From the entries below, say how many lines carry the word "proti", and give nothing but the number.
_ _ _ _ _ _ _
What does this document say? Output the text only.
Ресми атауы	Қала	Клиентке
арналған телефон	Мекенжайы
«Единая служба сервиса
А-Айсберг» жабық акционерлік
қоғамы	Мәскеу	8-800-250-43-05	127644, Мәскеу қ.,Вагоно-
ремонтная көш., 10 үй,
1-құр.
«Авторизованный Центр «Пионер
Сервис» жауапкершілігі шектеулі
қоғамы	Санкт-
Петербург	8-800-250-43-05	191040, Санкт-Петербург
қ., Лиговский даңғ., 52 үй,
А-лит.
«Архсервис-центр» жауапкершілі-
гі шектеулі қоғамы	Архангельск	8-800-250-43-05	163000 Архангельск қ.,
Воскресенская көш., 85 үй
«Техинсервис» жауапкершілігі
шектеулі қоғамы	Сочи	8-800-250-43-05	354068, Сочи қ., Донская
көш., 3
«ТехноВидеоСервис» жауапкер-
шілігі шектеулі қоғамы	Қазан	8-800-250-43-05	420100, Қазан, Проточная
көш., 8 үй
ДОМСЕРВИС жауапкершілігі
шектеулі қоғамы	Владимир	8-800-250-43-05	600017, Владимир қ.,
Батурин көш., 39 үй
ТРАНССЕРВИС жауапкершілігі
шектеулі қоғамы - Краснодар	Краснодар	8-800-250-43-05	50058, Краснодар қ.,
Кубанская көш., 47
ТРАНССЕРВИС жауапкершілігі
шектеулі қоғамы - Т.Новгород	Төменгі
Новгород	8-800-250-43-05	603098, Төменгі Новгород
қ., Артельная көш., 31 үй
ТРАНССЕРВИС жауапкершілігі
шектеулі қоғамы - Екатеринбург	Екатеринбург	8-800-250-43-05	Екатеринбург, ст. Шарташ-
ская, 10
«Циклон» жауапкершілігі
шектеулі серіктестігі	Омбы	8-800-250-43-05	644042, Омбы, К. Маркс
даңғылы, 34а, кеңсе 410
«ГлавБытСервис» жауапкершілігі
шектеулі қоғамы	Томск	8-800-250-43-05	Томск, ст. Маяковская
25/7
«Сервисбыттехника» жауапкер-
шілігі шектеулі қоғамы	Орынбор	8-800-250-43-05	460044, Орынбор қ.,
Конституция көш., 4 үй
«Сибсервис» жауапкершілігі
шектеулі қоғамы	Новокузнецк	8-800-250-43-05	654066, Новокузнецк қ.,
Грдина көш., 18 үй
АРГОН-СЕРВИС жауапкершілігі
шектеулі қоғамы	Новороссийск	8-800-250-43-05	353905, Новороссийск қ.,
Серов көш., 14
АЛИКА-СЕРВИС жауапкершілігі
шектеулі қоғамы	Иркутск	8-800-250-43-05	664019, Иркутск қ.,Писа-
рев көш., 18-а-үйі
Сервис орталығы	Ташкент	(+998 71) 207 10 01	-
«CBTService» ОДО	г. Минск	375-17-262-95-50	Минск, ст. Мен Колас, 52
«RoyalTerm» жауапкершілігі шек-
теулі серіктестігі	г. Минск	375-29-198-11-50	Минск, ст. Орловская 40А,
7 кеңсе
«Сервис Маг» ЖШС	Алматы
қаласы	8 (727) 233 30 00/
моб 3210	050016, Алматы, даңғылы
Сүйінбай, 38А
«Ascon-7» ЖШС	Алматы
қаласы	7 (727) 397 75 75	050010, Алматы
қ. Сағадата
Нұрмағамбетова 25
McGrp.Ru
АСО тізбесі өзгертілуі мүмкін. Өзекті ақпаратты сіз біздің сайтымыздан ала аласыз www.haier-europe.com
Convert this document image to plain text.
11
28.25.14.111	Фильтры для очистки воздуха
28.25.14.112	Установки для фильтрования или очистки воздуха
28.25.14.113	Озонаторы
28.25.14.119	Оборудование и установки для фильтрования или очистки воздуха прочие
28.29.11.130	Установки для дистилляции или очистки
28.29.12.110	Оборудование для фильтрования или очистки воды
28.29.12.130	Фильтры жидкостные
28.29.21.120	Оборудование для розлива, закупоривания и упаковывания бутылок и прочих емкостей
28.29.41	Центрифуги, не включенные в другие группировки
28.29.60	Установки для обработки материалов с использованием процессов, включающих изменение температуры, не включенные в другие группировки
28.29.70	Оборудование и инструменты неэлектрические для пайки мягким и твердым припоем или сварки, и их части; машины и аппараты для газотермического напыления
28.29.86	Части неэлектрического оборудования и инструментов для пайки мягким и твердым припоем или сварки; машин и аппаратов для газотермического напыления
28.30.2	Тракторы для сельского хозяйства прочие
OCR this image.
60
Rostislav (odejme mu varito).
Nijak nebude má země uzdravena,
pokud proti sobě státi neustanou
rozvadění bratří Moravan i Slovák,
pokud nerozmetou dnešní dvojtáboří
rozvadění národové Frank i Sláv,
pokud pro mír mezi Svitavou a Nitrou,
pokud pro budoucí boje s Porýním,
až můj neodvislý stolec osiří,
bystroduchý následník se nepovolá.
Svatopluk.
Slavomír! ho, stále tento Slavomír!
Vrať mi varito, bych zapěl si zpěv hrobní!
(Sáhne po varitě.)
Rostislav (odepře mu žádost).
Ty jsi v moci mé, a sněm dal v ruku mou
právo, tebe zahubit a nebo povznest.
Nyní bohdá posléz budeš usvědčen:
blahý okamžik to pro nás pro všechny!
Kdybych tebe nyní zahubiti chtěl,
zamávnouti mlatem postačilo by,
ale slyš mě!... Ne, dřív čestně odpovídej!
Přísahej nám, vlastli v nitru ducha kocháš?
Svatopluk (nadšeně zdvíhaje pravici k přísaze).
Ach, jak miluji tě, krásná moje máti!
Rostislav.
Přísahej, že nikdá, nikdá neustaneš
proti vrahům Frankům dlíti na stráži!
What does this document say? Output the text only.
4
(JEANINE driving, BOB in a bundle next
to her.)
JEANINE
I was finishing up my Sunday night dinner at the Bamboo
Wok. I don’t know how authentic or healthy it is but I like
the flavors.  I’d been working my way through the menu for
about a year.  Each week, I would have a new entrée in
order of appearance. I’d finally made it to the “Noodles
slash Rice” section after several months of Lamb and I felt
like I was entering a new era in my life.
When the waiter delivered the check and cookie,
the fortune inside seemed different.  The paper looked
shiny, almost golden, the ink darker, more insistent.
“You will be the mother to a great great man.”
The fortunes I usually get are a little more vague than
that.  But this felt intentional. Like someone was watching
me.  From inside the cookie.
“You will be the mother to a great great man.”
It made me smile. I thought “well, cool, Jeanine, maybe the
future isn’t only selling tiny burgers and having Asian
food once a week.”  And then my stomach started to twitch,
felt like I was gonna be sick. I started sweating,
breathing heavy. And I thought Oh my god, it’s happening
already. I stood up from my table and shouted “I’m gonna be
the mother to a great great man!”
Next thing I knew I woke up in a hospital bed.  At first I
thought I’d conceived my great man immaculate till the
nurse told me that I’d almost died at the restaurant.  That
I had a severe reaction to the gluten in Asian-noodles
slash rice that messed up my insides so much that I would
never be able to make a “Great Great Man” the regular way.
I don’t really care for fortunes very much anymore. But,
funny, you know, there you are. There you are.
_ _ _ _ _ _ _
Worked solution:
2